**REQUIREMENT**:
Send back the records in full, character for character.

**THE RECORDS**:

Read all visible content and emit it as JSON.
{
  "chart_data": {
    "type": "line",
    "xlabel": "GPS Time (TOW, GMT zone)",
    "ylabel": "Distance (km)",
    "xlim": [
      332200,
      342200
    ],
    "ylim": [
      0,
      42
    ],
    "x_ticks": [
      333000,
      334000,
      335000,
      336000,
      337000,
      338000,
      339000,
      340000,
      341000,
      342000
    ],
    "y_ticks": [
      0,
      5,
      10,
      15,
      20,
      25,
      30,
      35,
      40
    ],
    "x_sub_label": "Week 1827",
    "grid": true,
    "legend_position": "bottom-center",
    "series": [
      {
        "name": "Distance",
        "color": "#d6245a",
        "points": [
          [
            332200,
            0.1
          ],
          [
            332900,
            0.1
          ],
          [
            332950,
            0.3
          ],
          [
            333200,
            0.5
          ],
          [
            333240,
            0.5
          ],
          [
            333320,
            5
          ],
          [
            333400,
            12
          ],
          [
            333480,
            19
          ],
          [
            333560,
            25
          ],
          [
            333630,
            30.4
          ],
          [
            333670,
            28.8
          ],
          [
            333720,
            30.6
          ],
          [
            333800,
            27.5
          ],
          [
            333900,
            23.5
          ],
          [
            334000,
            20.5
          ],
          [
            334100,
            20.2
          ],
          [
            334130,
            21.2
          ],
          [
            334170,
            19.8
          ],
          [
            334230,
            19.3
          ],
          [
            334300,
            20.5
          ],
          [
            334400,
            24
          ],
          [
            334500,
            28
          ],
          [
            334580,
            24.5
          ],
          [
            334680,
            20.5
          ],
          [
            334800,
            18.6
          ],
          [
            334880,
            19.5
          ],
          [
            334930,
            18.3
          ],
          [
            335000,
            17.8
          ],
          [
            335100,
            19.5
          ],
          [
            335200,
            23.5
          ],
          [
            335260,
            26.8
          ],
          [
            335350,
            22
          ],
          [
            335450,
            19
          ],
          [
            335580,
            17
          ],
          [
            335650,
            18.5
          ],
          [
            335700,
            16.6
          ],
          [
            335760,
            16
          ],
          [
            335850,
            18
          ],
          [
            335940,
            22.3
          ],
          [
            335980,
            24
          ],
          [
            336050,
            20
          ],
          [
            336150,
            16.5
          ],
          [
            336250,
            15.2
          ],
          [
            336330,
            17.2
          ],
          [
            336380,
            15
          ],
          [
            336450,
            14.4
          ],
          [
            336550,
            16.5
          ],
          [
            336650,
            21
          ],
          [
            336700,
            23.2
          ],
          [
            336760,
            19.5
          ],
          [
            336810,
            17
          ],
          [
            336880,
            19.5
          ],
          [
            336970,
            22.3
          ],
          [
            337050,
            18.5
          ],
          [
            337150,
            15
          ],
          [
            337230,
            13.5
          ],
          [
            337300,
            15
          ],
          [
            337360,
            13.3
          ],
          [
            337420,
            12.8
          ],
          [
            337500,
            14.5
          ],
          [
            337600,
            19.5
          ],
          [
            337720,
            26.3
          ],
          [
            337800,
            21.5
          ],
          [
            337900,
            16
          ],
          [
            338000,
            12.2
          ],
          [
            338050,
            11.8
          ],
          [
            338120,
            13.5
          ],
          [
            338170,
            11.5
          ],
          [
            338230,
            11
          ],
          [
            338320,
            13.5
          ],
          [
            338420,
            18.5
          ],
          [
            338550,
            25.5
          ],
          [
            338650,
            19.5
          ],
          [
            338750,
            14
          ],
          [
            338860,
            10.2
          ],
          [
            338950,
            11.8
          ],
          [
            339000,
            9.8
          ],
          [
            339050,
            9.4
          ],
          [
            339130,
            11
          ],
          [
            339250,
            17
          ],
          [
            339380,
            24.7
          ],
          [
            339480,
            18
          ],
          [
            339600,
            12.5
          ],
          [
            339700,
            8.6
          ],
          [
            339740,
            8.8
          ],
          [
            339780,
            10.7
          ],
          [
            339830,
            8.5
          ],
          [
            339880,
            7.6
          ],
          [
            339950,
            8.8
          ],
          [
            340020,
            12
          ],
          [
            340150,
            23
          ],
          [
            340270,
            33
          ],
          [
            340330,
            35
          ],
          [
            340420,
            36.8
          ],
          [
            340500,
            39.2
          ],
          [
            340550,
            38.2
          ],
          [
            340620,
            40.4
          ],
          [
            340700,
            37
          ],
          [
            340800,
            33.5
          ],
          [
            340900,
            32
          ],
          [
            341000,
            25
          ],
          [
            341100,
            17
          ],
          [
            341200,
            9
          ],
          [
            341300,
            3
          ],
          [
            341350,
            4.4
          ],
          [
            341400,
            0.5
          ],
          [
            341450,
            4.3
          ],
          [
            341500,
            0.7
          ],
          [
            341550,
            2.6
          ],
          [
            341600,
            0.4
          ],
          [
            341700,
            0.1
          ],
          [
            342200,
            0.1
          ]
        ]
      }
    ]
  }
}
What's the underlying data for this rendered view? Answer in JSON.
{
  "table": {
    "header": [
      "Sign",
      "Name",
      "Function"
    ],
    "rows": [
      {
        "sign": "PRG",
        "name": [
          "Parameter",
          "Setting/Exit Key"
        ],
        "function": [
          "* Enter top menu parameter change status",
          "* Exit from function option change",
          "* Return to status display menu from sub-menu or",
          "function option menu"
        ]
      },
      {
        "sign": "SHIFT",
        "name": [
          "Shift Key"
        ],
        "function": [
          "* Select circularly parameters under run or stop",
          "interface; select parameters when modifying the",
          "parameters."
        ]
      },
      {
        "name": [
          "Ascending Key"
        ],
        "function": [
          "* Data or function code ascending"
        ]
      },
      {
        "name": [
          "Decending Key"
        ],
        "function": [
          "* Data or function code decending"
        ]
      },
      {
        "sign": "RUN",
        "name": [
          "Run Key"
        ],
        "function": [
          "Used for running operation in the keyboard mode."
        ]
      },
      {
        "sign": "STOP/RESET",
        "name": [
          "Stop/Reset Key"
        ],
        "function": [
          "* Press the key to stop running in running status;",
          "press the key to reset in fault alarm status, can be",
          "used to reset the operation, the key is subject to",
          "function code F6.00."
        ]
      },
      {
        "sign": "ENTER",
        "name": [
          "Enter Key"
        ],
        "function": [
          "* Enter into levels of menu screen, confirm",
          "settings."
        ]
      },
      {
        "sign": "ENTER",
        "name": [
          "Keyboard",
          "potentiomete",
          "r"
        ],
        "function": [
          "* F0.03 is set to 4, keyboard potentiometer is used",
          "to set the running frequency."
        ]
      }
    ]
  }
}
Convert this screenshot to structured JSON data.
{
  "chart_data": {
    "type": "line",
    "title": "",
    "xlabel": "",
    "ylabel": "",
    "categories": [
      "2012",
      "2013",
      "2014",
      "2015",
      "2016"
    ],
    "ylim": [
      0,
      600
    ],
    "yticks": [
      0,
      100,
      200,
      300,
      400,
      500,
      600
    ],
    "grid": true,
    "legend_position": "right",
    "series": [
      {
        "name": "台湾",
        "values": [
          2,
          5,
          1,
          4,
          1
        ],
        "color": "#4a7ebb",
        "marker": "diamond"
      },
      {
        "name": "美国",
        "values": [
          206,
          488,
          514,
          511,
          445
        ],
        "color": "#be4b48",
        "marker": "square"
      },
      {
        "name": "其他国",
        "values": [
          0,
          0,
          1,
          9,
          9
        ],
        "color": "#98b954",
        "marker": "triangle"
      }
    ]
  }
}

**REPLY TO THE TASK**:
Read all visible content and emit it as JSON.
{
  "chart_data": {
    "type": "line",
    "xlabel": "GPS Time (TOW, GMT zone)",
    "ylabel": "Distance (km)",
    "xlim": [
      332200,
      342200
    ],
    "ylim": [
      0,
      42
    ],
    "x_ticks": [
      333000,
      334000,
      335000,
      336000,
      337000,
      338000,
      339000,
      340000,
      341000,
      342000
    ],
    "y_ticks": [
      0,
      5,
      10,
      15,
      20,
      25,
      30,
      35,
      40
    ],
    "x_sub_label": "Week 1827",
    "grid": true,
    "legend_position": "bottom-center",
    "series": [
      {
        "name": "Distance",
        "color": "#d6245a",
        "points": [
          [
            332200,
            0.1
          ],
          [
            332900,
            0.1
          ],
          [
            332950,
            0.3
          ],
          [
            333200,
            0.5
          ],
          [
            333240,
            0.5
          ],
          [
            333320,
            5
          ],
          [
            333400,
            12
          ],
          [
            333480,
            19
          ],
          [
            333560,
            25
          ],
          [
            333630,
            30.4
          ],
          [
            333670,
            28.8
          ],
          [
            333720,
            30.6
          ],
          [
            333800,
            27.5
          ],
          [
            333900,
            23.5
          ],
          [
            334000,
            20.5
          ],
          [
            334100,
            20.2
          ],
          [
            334130,
            21.2
          ],
          [
            334170,
            19.8
          ],
          [
            334230,
            19.3
          ],
          [
            334300,
            20.5
          ],
          [
            334400,
            24
          ],
          [
            334500,
            28
          ],
          [
            334580,
            24.5
          ],
          [
            334680,
            20.5
          ],
          [
            334800,
            18.6
          ],
          [
            334880,
            19.5
          ],
          [
            334930,
            18.3
          ],
          [
            335000,
            17.8
          ],
          [
            335100,
            19.5
          ],
          [
            335200,
            23.5
          ],
          [
            335260,
            26.8
          ],
          [
            335350,
            22
          ],
          [
            335450,
            19
          ],
          [
            335580,
            17
          ],
          [
            335650,
            18.5
          ],
          [
            335700,
            16.6
          ],
          [
            335760,
            16
          ],
          [
            335850,
            18
          ],
          [
            335940,
            22.3
          ],
          [
            335980,
            24
          ],
          [
            336050,
            20
          ],
          [
            336150,
            16.5
          ],
          [
            336250,
            15.2
          ],
          [
            336330,
            17.2
          ],
          [
            336380,
            15
          ],
          [
            336450,
            14.4
          ],
          [
            336550,
            16.5
          ],
          [
            336650,
            21
          ],
          [
            336700,
            23.2
          ],
          [
            336760,
            19.5
          ],
          [
            336810,
            17
          ],
          [
            336880,
            19.5
          ],
          [
            336970,
            22.3
          ],
          [
            337050,
            18.5
          ],
          [
            337150,
            15
          ],
          [
            337230,
            13.5
          ],
          [
            337300,
            15
          ],
          [
            337360,
            13.3
          ],
          [
            337420,
            12.8
          ],
          [
            337500,
            14.5
          ],
          [
            337600,
            19.5
          ],
          [
            337720,
            26.3
          ],
          [
            337800,
            21.5
          ],
          [
            337900,
            16
          ],
          [
            338000,
            12.2
          ],
          [
            338050,
            11.8
          ],
          [
            338120,
            13.5
          ],
          [
            338170,
            11.5
          ],
          [
            338230,
            11
          ],
          [
            338320,
            13.5
          ],
          [
            338420,
            18.5
          ],
          [
            338550,
            25.5
          ],
          [
            338650,
            19.5
          ],
          [
            338750,
            14
          ],
          [
            338860,
            10.2
          ],
          [
            338950,
            11.8
          ],
          [
            339000,
            9.8
          ],
          [
            339050,
            9.4
          ],
          [
            339130,
            11
          ],
          [
            339250,
            17
          ],
          [
            339380,
            24.7
          ],
          [
            339480,
            18
          ],
          [
            339600,
            12.5
          ],
          [
            339700,
            8.6
          ],
          [
            339740,
            8.8
          ],
          [
            339780,
            10.7
          ],
          [
            339830,
            8.5
          ],
          [
            339880,
            7.6
          ],
          [
            339950,
            8.8
          ],
          [
            340020,
            12
          ],
          [
            340150,
            23
          ],
          [
            340270,
            33
          ],
          [
            340330,
            35
          ],
          [
            340420,
            36.8
          ],
          [
            340500,
            39.2
          ],
          [
            340550,
            38.2
          ],
          [
            340620,
            40.4
          ],
          [
            340700,
            37
          ],
          [
            340800,
            33.5
          ],
          [
            340900,
            32
          ],
          [
            341000,
            25
          ],
          [
            341100,
            17
          ],
          [
            341200,
            9
          ],
          [
            341300,
            3
          ],
          [
            341350,
            4.4
          ],
          [
            341400,
            0.5
          ],
          [
            341450,
            4.3
          ],
          [
            341500,
            0.7
          ],
          [
            341550,
            2.6
          ],
          [
            341600,
            0.4
          ],
          [
            341700,
            0.1
          ],
          [
            342200,
            0.1
          ]
        ]
      }
    ]
  }
}
What's the underlying data for this rendered view? Answer in JSON.
{
  "table": {
    "header": [
      "Sign",
      "Name",
      "Function"
    ],
    "rows": [
      {
        "sign": "PRG",
        "name": [
          "Parameter",
          "Setting/Exit Key"
        ],
        "function": [
          "* Enter top menu parameter change status",
          "* Exit from function option change",
          "* Return to status display menu from sub-menu or",
          "function option menu"
        ]
      },
      {
        "sign": "SHIFT",
        "name": [
          "Shift Key"
        ],
        "function": [
          "* Select circularly parameters under run or stop",
          "interface; select parameters when modifying the",
          "parameters."
        ]
      },
      {
        "name": [
          "Ascending Key"
        ],
        "function": [
          "* Data or function code ascending"
        ]
      },
      {
        "name": [
          "Decending Key"
        ],
        "function": [
          "* Data or function code decending"
        ]
      },
      {
        "sign": "RUN",
        "name": [
          "Run Key"
        ],
        "function": [
          "Used for running operation in the keyboard mode."
        ]
      },
      {
        "sign": "STOP/RESET",
        "name": [
          "Stop/Reset Key"
        ],
        "function": [
          "* Press the key to stop running in running status;",
          "press the key to reset in fault alarm status, can be",
          "used to reset the operation, the key is subject to",
          "function code F6.00."
        ]
      },
      {
        "sign": "ENTER",
        "name": [
          "Enter Key"
        ],
        "function": [
          "* Enter into levels of menu screen, confirm",
          "settings."
        ]
      },
      {
        "sign": "ENTER",
        "name": [
          "Keyboard",
          "potentiomete",
          "r"
        ],
        "function": [
          "* F0.03 is set to 4, keyboard potentiometer is used",
          "to set the running frequency."
        ]
      }
    ]
  }
}
Convert this screenshot to structured JSON data.
{
  "chart_data": {
    "type": "line",
    "title": "",
    "xlabel": "",
    "ylabel": "",
    "categories": [
      "2012",
      "2013",
      "2014",
      "2015",
      "2016"
    ],
    "ylim": [
      0,
      600
    ],
    "yticks": [
      0,
      100,
      200,
      300,
      400,
      500,
      600
    ],
    "grid": true,
    "legend_position": "right",
    "series": [
      {
        "name": "台湾",
        "values": [
          2,
          5,
          1,
          4,
          1
        ],
        "color": "#4a7ebb",
        "marker": "diamond"
      },
      {
        "name": "美国",
        "values": [
          206,
          488,
          514,
          511,
          445
        ],
        "color": "#be4b48",
        "marker": "square"
      },
      {
        "name": "其他国",
        "values": [
          0,
          0,
          1,
          9,
          9
        ],
        "color": "#98b954",
        "marker": "triangle"
      }
    ]
  }
}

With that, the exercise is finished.